▸ **Requirements**: Tally every line featuring "phối", then give that tally alone.

▸ **Records provided**:
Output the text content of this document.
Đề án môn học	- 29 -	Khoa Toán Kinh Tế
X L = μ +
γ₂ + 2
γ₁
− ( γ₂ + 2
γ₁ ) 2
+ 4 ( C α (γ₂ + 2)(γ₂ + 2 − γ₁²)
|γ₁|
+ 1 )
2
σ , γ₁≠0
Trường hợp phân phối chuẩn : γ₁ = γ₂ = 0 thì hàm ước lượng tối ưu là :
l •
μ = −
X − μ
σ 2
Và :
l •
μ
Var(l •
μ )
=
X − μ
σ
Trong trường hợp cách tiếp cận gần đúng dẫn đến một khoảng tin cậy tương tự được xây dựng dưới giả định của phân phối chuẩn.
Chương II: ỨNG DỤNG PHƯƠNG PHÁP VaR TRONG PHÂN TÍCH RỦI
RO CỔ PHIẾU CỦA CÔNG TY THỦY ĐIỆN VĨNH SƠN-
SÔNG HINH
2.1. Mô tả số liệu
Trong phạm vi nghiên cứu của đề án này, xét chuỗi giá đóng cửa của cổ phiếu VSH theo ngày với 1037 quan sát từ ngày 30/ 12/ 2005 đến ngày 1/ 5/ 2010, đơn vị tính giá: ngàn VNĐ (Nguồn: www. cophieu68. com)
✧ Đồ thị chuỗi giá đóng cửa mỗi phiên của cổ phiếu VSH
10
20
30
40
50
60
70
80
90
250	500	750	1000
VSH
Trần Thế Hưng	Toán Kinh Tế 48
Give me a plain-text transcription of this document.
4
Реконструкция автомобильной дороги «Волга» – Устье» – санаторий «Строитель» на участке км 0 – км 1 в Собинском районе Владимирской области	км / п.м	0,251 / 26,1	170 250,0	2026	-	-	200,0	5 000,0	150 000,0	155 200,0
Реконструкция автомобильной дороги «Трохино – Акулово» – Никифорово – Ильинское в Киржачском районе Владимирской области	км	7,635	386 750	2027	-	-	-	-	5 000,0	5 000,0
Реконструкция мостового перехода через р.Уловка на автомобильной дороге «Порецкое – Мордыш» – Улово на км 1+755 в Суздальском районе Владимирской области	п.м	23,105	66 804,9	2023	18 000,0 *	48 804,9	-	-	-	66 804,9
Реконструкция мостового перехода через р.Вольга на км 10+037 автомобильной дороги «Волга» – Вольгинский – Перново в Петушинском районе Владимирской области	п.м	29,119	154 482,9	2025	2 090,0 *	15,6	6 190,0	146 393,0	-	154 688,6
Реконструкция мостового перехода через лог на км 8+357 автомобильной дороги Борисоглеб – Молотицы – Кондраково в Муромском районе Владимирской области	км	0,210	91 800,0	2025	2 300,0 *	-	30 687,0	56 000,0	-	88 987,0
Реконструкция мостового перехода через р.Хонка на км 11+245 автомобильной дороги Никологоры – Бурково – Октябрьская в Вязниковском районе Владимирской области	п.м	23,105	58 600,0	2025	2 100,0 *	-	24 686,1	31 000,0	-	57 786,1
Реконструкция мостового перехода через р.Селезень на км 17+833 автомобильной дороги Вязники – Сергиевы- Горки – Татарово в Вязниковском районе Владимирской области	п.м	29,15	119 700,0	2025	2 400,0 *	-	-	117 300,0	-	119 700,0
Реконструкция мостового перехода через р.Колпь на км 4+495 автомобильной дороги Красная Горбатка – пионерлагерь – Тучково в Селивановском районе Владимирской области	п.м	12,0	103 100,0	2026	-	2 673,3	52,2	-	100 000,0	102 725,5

▸ **Finished exercise**: 2